● **Arbeitsauftrag**
Woran erinnert Hi-Fi Wireframing laut dem Text über Wireframes eher als an einen zentralen Bestandteil des agilen Arbeitens?

● **Lesetext**
Wenn heutzutage also davon geredet wird, dass Wireframes keine Daseinsberechtigung mehr haben, obwohl sie doch augenscheinlich Mehrwert versprechen, geht es hauptsächlich um den Prozess des HighFidelity Wireframings. Denn Hi-Fi Wireframing hat mit dem Ursprungsgedanken eines Wireframes als konzeptionellem Entwurf nicht mehr viel gemein und zielt häufig eher darauf, etwas recht Konkretes - unter Umständen verfrüht − in Stein zu meißeln. Es erinnert dabei mehr an ein Relikt aus traditionellen Wasserfallmodellen, anstatt an einen zentralen Bestandteil des agilen Arbeitens.
In einer Welt, in der iterative und flexible Methoden im digitalen Kontext allein schon deshalb unabdingbar sind, da sich Technologien oder Trends rasant wandeln bzw. manifestieren und auf neue Gegebenheiten ebenso schnell reagiert werden muss, sollten auch Wireframes so zielführend wie nur möglich eingesetzt werden. Das schrittweise Erarbeiten eines groben Rahmens, der stetig im Detailgrad wächst und für das wahrhaftige Verstehen der Aufgabe sowie der Lösungswege notwendig ist, erlaubt hierbei eine situative Anpassbarkeit im Sinne der agilen Entwicklung, die beim Überspringen von Zwischenschritten mit Hi-Fi Wireframes nicht gegeben ist.

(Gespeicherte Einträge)
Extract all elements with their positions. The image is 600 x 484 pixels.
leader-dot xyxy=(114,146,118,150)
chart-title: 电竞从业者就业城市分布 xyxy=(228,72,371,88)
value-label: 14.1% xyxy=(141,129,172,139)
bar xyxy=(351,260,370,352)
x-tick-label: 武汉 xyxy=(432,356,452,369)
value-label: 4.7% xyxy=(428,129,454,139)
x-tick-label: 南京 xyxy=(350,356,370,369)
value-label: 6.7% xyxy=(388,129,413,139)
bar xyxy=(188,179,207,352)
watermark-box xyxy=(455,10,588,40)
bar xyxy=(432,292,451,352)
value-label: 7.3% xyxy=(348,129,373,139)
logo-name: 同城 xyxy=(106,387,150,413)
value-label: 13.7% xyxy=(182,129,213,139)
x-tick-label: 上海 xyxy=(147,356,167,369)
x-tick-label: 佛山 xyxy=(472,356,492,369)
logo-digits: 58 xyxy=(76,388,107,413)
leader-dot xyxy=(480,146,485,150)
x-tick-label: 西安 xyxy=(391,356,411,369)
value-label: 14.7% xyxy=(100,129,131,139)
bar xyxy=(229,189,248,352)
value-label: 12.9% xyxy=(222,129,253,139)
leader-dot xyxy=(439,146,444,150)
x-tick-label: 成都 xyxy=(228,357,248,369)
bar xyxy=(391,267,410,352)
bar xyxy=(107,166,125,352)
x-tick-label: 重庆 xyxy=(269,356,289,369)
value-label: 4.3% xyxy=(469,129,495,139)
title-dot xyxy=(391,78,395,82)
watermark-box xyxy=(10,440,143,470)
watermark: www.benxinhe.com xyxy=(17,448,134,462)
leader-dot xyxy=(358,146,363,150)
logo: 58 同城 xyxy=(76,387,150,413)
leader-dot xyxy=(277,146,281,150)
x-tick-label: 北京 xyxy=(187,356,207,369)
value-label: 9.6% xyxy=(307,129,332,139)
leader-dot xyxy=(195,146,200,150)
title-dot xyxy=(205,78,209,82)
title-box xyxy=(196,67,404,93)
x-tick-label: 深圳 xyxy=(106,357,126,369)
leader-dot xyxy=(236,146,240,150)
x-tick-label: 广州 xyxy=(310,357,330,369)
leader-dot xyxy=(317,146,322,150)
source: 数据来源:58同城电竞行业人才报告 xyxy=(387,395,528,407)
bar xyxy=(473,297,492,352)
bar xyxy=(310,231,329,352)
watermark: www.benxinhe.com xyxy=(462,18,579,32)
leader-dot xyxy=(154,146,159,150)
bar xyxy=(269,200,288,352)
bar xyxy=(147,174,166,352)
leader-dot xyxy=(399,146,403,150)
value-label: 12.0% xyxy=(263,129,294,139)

...

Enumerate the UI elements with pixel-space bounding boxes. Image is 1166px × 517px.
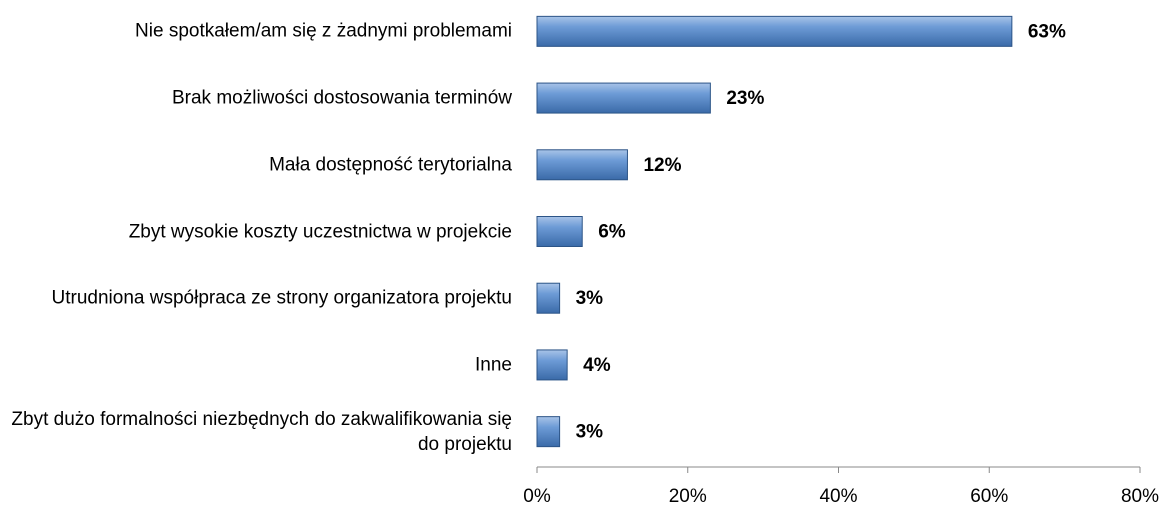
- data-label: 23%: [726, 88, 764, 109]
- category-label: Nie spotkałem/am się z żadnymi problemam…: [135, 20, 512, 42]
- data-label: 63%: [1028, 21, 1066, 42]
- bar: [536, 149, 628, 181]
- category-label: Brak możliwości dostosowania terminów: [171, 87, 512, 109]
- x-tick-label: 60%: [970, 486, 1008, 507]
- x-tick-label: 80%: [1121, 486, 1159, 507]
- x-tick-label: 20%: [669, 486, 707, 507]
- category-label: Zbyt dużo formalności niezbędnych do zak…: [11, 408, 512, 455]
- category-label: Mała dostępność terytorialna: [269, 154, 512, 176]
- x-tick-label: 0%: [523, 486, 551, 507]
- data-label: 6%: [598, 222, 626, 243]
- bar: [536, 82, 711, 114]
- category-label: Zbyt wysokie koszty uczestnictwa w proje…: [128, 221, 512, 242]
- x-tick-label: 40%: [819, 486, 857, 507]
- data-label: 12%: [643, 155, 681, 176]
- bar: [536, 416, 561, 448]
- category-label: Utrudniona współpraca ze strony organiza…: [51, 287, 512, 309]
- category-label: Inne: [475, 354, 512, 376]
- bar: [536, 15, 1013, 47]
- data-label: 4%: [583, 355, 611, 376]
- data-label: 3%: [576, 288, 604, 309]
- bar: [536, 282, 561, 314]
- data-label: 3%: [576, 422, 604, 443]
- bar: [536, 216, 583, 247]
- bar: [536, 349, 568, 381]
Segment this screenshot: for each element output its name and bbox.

...

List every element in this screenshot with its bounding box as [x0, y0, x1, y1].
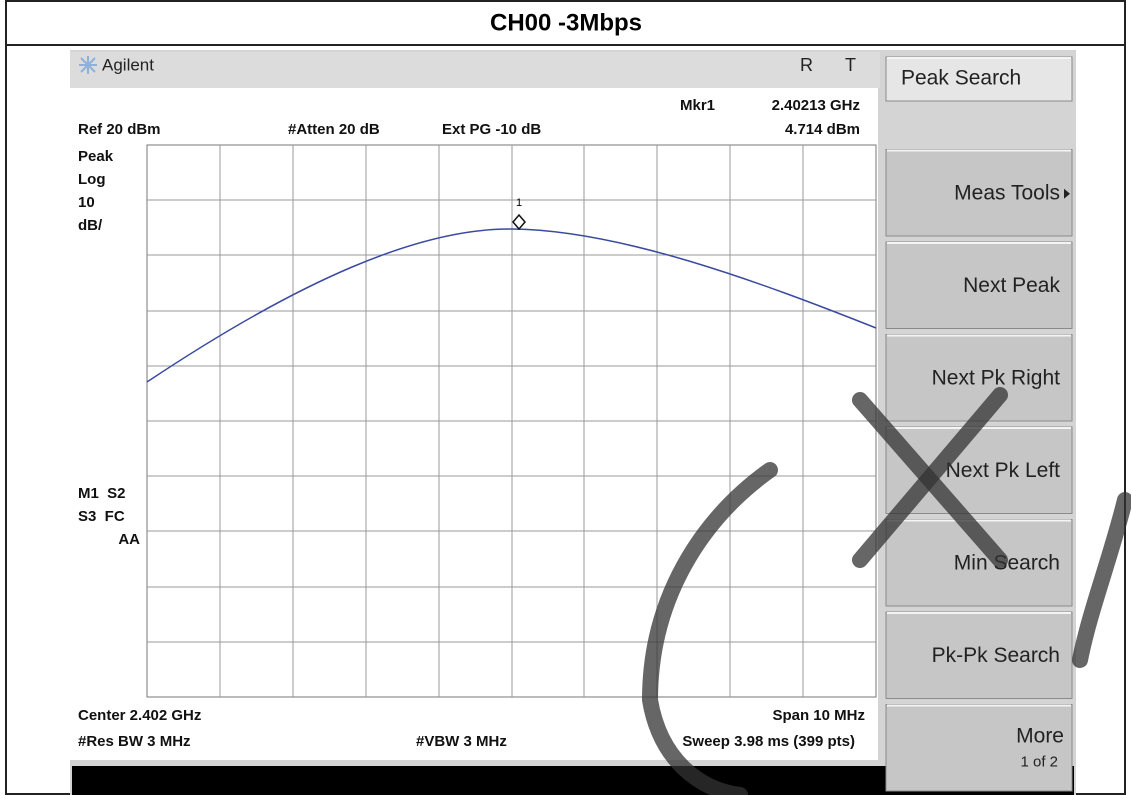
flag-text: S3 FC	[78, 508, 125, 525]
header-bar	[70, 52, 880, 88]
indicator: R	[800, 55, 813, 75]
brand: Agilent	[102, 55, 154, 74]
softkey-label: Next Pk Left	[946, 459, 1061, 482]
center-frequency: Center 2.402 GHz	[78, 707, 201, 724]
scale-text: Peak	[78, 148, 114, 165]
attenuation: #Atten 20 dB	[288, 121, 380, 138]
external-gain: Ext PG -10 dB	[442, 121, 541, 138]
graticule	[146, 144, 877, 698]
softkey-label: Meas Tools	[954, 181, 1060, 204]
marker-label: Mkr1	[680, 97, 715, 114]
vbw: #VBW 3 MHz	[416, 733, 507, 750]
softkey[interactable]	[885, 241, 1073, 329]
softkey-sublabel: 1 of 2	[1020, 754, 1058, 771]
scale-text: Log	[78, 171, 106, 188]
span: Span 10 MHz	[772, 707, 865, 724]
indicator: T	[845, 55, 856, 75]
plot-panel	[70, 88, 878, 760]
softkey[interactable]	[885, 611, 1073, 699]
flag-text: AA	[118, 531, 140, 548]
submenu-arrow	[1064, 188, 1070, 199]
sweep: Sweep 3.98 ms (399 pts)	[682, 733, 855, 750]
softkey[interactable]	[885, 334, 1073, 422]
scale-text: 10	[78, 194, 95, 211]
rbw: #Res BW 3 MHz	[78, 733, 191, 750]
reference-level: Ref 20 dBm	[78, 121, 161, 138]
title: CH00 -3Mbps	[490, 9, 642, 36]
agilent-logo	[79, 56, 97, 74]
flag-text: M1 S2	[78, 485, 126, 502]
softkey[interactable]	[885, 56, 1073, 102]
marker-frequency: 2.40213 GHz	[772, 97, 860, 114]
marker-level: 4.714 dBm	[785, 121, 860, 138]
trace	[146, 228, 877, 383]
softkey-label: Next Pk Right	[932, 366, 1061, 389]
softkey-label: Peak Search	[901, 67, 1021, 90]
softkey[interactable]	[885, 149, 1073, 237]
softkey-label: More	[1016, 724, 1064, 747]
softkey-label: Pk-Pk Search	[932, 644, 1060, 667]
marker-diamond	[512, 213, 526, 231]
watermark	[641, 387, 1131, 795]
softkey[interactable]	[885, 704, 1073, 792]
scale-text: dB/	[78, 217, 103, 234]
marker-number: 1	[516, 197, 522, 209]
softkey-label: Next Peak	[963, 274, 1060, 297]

● **Antwort**
An ein Relikt aus traditionellen Wasserfallmodellen.